## Exercise input
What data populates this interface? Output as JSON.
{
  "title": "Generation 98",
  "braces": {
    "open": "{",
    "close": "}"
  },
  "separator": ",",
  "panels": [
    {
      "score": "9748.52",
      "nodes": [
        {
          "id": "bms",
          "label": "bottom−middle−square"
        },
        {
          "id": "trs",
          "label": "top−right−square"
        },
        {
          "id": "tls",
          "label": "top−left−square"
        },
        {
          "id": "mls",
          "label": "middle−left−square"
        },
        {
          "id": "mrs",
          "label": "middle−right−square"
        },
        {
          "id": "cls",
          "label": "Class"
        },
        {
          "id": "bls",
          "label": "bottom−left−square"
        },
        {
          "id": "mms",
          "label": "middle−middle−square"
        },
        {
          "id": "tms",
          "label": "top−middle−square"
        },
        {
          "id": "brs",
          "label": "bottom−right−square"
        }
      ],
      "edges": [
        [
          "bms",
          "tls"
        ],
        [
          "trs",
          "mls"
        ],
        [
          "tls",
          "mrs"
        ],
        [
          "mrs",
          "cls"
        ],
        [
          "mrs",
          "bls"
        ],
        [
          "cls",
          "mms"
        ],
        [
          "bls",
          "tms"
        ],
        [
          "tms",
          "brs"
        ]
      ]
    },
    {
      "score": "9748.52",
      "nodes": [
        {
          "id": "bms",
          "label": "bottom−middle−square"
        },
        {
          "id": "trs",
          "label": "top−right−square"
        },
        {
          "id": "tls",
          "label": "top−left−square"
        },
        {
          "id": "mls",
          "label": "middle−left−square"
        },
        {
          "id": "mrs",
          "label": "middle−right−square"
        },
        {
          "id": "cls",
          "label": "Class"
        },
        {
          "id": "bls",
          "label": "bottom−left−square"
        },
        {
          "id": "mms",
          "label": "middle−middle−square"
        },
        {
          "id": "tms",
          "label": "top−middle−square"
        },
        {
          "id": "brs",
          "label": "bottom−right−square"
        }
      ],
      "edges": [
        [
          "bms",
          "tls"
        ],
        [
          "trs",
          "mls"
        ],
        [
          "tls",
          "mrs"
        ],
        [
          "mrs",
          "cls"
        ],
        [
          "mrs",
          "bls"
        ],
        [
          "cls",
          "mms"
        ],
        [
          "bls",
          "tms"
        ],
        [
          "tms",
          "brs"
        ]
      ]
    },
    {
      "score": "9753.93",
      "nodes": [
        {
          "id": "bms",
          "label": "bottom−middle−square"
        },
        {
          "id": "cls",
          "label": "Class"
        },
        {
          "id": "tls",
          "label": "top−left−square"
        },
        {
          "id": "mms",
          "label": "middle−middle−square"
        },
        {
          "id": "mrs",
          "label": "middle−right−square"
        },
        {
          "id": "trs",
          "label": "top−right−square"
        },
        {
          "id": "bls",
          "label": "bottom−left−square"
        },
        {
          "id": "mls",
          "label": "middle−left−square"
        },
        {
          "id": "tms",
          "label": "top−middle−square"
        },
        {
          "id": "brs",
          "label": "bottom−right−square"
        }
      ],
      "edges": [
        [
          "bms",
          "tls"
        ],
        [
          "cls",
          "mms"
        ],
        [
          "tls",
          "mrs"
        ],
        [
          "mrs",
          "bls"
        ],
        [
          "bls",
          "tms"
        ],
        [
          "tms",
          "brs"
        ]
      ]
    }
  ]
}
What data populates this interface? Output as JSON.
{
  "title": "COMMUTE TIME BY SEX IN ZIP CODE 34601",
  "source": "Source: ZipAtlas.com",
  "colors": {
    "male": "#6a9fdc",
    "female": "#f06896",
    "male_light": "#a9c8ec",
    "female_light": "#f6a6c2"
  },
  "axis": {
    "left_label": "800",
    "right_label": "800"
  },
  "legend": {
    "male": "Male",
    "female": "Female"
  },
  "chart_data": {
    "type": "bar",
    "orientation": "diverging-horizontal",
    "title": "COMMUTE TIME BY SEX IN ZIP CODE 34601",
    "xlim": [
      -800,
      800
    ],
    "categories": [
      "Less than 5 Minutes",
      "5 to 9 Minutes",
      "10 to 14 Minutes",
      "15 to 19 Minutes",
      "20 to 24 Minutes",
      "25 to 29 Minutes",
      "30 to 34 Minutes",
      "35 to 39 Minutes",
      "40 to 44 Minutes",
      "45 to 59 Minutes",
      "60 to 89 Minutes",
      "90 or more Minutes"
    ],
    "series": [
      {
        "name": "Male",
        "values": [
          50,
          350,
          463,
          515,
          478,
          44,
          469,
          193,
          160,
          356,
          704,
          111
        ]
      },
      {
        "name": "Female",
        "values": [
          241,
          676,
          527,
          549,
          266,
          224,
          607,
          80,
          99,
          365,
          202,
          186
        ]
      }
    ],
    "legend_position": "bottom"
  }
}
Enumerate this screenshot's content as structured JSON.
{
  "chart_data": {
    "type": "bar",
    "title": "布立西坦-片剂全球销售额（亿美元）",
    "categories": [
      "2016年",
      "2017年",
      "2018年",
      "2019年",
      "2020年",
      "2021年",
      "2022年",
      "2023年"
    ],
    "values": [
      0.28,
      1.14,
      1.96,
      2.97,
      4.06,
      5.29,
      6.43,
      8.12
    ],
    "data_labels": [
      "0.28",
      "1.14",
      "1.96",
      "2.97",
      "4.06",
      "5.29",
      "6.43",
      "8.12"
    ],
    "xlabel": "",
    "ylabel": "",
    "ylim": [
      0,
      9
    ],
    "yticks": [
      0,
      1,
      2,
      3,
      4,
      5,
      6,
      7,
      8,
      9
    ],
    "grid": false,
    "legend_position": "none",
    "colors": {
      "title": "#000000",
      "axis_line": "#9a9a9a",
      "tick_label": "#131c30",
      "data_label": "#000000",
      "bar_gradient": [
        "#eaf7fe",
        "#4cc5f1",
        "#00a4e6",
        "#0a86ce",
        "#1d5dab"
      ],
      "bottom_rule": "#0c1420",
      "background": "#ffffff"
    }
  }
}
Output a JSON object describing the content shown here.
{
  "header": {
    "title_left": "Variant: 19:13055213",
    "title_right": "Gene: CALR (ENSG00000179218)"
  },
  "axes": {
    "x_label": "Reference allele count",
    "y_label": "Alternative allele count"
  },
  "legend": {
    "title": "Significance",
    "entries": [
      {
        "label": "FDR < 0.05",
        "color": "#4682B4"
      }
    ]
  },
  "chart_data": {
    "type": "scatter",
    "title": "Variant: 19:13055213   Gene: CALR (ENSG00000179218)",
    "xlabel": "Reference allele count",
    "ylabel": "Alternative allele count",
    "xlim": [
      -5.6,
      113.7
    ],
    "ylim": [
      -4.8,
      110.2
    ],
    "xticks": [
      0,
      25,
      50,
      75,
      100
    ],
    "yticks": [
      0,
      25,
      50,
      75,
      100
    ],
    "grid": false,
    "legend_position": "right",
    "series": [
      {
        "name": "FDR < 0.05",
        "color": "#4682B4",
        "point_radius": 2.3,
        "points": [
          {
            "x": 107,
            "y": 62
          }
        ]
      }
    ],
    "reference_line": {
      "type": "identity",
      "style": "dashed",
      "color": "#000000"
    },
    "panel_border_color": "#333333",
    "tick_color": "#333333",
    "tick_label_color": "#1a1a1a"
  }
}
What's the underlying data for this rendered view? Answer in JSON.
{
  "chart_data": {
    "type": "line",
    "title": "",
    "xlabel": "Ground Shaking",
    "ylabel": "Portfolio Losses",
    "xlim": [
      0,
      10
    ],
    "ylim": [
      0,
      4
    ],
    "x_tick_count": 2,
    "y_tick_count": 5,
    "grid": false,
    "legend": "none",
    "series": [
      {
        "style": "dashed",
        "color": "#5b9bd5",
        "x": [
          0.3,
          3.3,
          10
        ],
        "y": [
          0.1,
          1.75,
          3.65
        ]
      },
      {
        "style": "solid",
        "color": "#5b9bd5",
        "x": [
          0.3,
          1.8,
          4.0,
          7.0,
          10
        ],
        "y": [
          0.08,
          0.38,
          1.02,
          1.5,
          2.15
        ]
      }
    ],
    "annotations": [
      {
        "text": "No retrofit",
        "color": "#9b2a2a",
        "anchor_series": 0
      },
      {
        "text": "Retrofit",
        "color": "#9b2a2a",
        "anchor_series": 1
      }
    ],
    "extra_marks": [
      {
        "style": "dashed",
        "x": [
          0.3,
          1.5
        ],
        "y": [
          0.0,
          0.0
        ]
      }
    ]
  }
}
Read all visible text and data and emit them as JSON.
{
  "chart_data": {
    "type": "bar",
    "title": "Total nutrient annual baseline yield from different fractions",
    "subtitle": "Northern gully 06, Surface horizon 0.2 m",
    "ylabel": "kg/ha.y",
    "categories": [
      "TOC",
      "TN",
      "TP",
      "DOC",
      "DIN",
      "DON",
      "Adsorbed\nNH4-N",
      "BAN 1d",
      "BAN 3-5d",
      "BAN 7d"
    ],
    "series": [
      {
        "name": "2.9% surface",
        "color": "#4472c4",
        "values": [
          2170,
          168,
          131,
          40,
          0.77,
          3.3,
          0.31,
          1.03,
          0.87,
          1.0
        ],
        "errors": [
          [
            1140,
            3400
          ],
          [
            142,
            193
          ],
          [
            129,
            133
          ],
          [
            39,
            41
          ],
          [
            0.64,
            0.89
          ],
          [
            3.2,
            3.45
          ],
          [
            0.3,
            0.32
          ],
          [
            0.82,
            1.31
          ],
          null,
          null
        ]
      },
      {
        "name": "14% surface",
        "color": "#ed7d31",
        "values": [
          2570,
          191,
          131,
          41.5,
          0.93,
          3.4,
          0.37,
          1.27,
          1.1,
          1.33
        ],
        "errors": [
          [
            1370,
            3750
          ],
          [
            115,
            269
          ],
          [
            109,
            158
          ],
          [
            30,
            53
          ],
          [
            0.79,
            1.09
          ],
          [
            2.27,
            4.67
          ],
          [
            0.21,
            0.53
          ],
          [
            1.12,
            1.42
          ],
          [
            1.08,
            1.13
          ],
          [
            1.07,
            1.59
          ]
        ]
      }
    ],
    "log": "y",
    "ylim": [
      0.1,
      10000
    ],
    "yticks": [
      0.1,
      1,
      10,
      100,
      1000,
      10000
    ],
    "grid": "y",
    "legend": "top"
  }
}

## Stated goal
Search the data above for lines holding "CALR" and copy each of them.

## Written solution
    "title_right": "Gene: CALR (ENSG00000179218)"
    "title": "Variant: 19:13055213   Gene: CALR (ENSG00000179218)",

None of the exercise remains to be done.